[Saved entries]
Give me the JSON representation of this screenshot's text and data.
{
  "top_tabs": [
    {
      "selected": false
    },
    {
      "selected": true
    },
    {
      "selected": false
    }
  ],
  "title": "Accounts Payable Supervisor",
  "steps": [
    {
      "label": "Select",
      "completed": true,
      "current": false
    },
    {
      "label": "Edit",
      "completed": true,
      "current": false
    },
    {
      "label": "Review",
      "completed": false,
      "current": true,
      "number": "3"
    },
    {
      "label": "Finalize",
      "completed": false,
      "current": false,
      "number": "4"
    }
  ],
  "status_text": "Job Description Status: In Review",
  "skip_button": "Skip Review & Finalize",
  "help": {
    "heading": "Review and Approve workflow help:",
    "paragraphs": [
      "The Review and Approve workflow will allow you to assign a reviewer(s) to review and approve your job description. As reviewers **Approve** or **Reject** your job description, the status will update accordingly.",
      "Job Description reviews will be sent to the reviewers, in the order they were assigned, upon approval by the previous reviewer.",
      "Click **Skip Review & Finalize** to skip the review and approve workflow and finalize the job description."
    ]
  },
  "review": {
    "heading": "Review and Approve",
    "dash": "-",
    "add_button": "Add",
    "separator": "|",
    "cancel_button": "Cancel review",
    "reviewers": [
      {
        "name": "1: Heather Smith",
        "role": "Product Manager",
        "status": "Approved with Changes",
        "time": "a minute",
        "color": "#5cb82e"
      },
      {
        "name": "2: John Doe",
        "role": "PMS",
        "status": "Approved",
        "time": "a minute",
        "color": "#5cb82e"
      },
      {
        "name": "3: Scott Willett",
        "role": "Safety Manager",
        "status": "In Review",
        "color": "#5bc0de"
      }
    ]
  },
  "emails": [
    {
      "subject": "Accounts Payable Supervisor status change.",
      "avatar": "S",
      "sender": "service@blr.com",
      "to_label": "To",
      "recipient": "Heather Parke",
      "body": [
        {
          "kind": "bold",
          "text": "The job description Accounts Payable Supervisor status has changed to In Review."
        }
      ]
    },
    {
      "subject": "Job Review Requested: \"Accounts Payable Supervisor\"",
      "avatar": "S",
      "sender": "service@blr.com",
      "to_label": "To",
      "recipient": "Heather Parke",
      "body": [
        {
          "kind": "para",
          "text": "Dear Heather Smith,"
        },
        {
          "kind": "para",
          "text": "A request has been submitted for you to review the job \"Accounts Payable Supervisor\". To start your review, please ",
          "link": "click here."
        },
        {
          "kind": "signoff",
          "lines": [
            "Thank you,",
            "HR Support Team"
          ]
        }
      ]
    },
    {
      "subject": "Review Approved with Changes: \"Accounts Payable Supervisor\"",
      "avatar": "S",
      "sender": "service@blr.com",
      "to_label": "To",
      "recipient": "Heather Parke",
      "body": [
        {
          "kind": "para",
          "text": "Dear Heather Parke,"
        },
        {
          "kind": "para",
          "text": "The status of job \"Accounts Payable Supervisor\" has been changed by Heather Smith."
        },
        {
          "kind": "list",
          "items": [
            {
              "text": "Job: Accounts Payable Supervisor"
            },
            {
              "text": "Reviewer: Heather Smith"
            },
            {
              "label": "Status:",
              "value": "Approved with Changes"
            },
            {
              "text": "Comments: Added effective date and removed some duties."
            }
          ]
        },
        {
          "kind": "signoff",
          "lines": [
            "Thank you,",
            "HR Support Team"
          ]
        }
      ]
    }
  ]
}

[Requirement]: Transcribe the records above exactly as they appear.

[Exercise response]:
Give me the JSON representation of this screenshot's text and data.
{
  "top_tabs": [
    {
      "selected": false
    },
    {
      "selected": true
    },
    {
      "selected": false
    }
  ],
  "title": "Accounts Payable Supervisor",
  "steps": [
    {
      "label": "Select",
      "completed": true,
      "current": false
    },
    {
      "label": "Edit",
      "completed": true,
      "current": false
    },
    {
      "label": "Review",
      "completed": false,
      "current": true,
      "number": "3"
    },
    {
      "label": "Finalize",
      "completed": false,
      "current": false,
      "number": "4"
    }
  ],
  "status_text": "Job Description Status: In Review",
  "skip_button": "Skip Review & Finalize",
  "help": {
    "heading": "Review and Approve workflow help:",
    "paragraphs": [
      "The Review and Approve workflow will allow you to assign a reviewer(s) to review and approve your job description. As reviewers **Approve** or **Reject** your job description, the status will update accordingly.",
      "Job Description reviews will be sent to the reviewers, in the order they were assigned, upon approval by the previous reviewer.",
      "Click **Skip Review & Finalize** to skip the review and approve workflow and finalize the job description."
    ]
  },
  "review": {
    "heading": "Review and Approve",
    "dash": "-",
    "add_button": "Add",
    "separator": "|",
    "cancel_button": "Cancel review",
    "reviewers": [
      {
        "name": "1: Heather Smith",
        "role": "Product Manager",
        "status": "Approved with Changes",
        "time": "a minute",
        "color": "#5cb82e"
      },
      {
        "name": "2: John Doe",
        "role": "PMS",
        "status": "Approved",
        "time": "a minute",
        "color": "#5cb82e"
      },
      {
        "name": "3: Scott Willett",
        "role": "Safety Manager",
        "status": "In Review",
        "color": "#5bc0de"
      }
    ]
  },
  "emails": [
    {
      "subject": "Accounts Payable Supervisor status change.",
      "avatar": "S",
      "sender": "service@blr.com",
      "to_label": "To",
      "recipient": "Heather Parke",
      "body": [
        {
          "kind": "bold",
          "text": "The job description Accounts Payable Supervisor status has changed to In Review."
        }
      ]
    },
    {
      "subject": "Job Review Requested: \"Accounts Payable Supervisor\"",
      "avatar": "S",
      "sender": "service@blr.com",
      "to_label": "To",
      "recipient": "Heather Parke",
      "body": [
        {
          "kind": "para",
          "text": "Dear Heather Smith,"
        },
        {
          "kind": "para",
          "text": "A request has been submitted for you to review the job \"Accounts Payable Supervisor\". To start your review, please ",
          "link": "click here."
        },
        {
          "kind": "signoff",
          "lines": [
            "Thank you,",
            "HR Support Team"
          ]
        }
      ]
    },
    {
      "subject": "Review Approved with Changes: \"Accounts Payable Supervisor\"",
      "avatar": "S",
      "sender": "service@blr.com",
      "to_label": "To",
      "recipient": "Heather Parke",
      "body": [
        {
          "kind": "para",
          "text": "Dear Heather Parke,"
        },
        {
          "kind": "para",
          "text": "The status of job \"Accounts Payable Supervisor\" has been changed by Heather Smith."
        },
        {
          "kind": "list",
          "items": [
            {
              "text": "Job: Accounts Payable Supervisor"
            },
            {
              "text": "Reviewer: Heather Smith"
            },
            {
              "label": "Status:",
              "value": "Approved with Changes"
            },
            {
              "text": "Comments: Added effective date and removed some duties."
            }
          ]
        },
        {
          "kind": "signoff",
          "lines": [
            "Thank you,",
            "HR Support Team"
          ]
        }
      ]
    }
  ]
}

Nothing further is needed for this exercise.